---- Material provided

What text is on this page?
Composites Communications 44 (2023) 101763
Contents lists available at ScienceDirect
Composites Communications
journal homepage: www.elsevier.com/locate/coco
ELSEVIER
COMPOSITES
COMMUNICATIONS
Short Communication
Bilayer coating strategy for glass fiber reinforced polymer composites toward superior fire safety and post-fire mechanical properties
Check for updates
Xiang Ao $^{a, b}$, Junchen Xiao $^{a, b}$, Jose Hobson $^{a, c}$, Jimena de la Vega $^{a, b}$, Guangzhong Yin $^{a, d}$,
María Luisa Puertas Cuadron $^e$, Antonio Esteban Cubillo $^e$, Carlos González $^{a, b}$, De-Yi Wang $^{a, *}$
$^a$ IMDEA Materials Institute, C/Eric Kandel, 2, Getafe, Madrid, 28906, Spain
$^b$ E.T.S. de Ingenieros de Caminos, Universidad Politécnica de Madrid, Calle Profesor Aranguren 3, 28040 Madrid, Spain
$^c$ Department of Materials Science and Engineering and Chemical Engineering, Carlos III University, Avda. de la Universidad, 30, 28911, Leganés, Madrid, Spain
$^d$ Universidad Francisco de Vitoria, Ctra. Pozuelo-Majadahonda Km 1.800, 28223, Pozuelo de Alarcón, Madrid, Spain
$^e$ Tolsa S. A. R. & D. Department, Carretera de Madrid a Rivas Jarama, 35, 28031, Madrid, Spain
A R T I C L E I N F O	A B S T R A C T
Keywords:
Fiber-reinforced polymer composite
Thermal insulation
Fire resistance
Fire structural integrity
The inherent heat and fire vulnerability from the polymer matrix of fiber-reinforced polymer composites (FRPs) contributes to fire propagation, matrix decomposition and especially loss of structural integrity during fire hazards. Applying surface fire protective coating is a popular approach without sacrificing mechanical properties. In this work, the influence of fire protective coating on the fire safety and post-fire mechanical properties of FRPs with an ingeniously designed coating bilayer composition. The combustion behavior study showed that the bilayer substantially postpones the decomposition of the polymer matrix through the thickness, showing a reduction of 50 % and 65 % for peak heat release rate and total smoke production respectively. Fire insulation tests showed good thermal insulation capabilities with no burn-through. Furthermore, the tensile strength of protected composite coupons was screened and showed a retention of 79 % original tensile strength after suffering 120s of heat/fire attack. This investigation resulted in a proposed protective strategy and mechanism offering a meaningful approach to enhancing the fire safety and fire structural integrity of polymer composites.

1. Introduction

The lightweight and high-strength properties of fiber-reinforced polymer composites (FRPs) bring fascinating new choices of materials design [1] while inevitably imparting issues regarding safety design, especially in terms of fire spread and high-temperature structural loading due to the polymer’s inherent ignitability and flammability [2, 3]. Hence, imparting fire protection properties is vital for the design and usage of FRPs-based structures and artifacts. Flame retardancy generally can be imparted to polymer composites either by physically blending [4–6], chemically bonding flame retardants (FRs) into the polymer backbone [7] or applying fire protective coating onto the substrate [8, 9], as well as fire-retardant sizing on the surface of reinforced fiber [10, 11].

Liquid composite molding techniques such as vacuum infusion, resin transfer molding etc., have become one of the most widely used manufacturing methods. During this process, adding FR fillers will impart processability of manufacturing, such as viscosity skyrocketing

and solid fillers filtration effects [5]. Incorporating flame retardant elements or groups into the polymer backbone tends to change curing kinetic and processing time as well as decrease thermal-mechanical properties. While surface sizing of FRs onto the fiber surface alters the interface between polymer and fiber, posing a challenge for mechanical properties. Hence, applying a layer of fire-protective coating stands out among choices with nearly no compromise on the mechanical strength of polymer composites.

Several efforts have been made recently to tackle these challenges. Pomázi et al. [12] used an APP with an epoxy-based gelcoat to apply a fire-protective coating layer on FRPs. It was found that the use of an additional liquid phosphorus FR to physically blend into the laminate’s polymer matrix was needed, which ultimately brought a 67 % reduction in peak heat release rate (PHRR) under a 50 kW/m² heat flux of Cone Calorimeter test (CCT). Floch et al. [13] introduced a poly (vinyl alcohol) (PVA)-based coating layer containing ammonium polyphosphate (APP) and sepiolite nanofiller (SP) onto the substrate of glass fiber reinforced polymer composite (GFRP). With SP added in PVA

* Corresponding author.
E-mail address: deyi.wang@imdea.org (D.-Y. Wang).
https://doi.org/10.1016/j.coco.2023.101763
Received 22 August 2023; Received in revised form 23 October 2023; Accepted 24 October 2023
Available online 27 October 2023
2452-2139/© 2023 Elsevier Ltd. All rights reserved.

--------

### Exercise details
How many of the lines above hold the word "used"? Give only that number.

### Answer to this problem
2